▸ **WHAT IS NEEDED**
Print, exactly and completely, every entry in the data.

▸ **SUPPLIED ENTRIES**
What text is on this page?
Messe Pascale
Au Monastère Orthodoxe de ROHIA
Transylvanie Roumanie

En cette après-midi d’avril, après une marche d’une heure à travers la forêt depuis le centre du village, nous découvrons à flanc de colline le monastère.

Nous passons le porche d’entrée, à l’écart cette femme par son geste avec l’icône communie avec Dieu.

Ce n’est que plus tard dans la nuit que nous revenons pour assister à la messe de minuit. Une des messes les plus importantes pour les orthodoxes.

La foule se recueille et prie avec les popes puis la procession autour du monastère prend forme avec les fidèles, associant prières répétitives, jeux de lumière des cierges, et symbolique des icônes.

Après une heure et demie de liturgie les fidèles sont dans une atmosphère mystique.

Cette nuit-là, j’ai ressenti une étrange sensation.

▸ **RESULT FOR THIS EXERCISE**
What text is on this page?
Messe Pascale
Au Monastère Orthodoxe de ROHIA
Transylvanie Roumanie

En cette après-midi d’avril, après une marche d’une heure à travers la forêt depuis le centre du village, nous découvrons à flanc de colline le monastère.

Nous passons le porche d’entrée, à l’écart cette femme par son geste avec l’icône communie avec Dieu.

Ce n’est que plus tard dans la nuit que nous revenons pour assister à la messe de minuit. Une des messes les plus importantes pour les orthodoxes.

La foule se recueille et prie avec les popes puis la procession autour du monastère prend forme avec les fidèles, associant prières répétitives, jeux de lumière des cierges, et symbolique des icônes.

Après une heure et demie de liturgie les fidèles sont dans une atmosphère mystique.

Cette nuit-là, j’ai ressenti une étrange sensation.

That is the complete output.